:: Exercise instructions ::
Condense the paragraph in the Inhumans article below that begins "Granted, Marvel has made this work before" into two or three sentences, keeping its main points.

*** Document passage ***

As if there weren't enough Marvel content to peruse on television and in movie theaters, get ready for a TV series about the Inhumans. ABC will air the first season of Marvel's The Inhumans in fall 2017, with a special two-episode preview coming to IMAX theaters in September 2017, per a statement from Marvel.
Now, many could be wondering what the hell the Inhumans are and how many superheroes Marvel actually has, they could end up being one of your favorite superhero teams (they have a dog!). Here are four things you should know about the Inhumans ahead of the show's release.
It was going to be a movie, which could've been clunky.
One of the reasons the Inhumans TV series announcement was a bit of a surprise is that the heroes were originally going to star in their own film. It was pegged for a 2018 release date, and given Marvel's vague updates on the film going into 2016, it certainly seemed like something was amiss.
It turns out they'd rather bring the Inhumans together as a TV series, which might make more sense. An Inhumans movie — depending on how many Inhumans they actually use — could've been clunky. Essentially, there'd be too many characters to introduce and develop in the length of a film.
Granted, Marvel has made this work before; just look at The Avengers and X-Men franchises. But the key difference is that many Marvel fans, and casual comic book readers, know these mainstream superheroes quite well. The Inhumans are a lesser-known group, so giving them a TV show to fully flesh out their stories could be advantageous. Plus, if viewers aren't receptive to the heroes, ABC could just cancel the show after one season.
They have been teased in Agents of S.H.I.E.LD.
Those among us who watch Agents of S.H.I.E.LD. would've already seen the Inhumans featured in the series — though the subplot had a mixed reception. They didn't bring the main heroes of the Inhumans, called the Inhuman Royal Family, instead teasing that these new beings exist in the show's canon.
This is because the Inhumans don't refer to a superhero team, but rather superpowered beings who are, basically, the result of an alien race experimenting on early, primitive humans (the alien race was called the Kree, and the main villain in Guardians of the Galaxy, Ronan the Accuser, was a Kree).

*** Rows ***

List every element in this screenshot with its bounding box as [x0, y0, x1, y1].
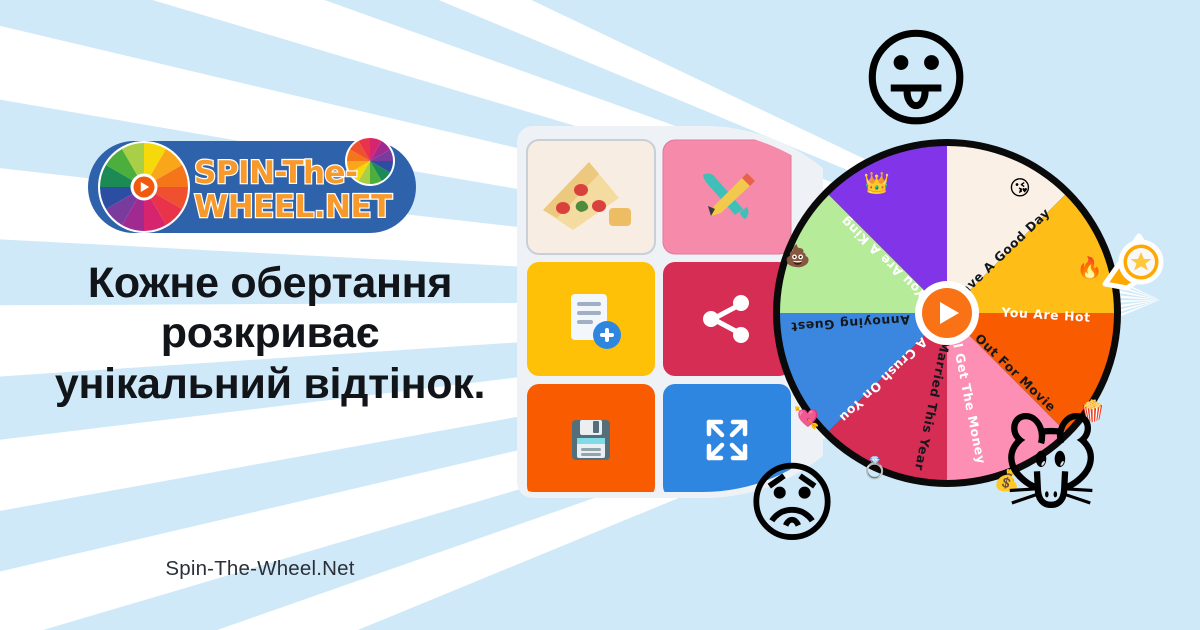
brand-name-line2: WHEEL.NET	[194, 189, 392, 225]
page-title: Кожне обертання розкриває унікальний від…	[20, 258, 520, 409]
left-content-column: SPIN-The- WHEEL.NET Кожне обертання розк…	[0, 0, 520, 630]
spin-button[interactable]	[915, 281, 979, 345]
headline-line-1: Кожне обертання	[20, 258, 520, 308]
brand-logo[interactable]: SPIN-The- WHEEL.NET	[82, 133, 422, 237]
food-tile[interactable]	[527, 140, 655, 254]
ring-emoji: 💍	[862, 455, 888, 481]
floppy-save-icon	[572, 420, 610, 460]
headline-line-2: розкриває	[20, 308, 520, 358]
brand-name-line1: SPIN-The-	[194, 155, 357, 191]
mouse-emoji: 🐭	[1001, 412, 1101, 524]
tongue-out-emoji: 😛	[860, 28, 973, 143]
worried-face-emoji: 😟	[746, 452, 838, 549]
heart-arrow-emoji: 💘	[794, 405, 820, 430]
headline-line-3: унікальний відтінок.	[20, 359, 520, 409]
new-list-tile[interactable]	[527, 262, 655, 376]
crown-emoji: 👑	[864, 171, 890, 195]
rainbow-wheel-icon	[98, 141, 190, 233]
star-pointer-icon	[1105, 236, 1161, 288]
kissing-heart-emoji: 😘	[1009, 176, 1031, 200]
prize-wheel[interactable]: Have A Good Day You Are Hot Go Out For M…	[735, 28, 1200, 548]
footer-url: Spin-The-Wheel.Net	[20, 557, 500, 581]
poop-emoji: 💩	[785, 243, 811, 268]
fire-emoji: 🔥	[1077, 255, 1103, 280]
save-tile[interactable]	[527, 384, 655, 498]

***

:: Output of the exercise ::
Marvel has handled large casts before in The Avengers and X-Men franchises, but many fans and casual comic book readers already know those heroes well. Because the Inhumans are a lesser-known group, a TV show could help by fully fleshing out their stories. ABC could also cancel the show after one season if viewers aren't receptive.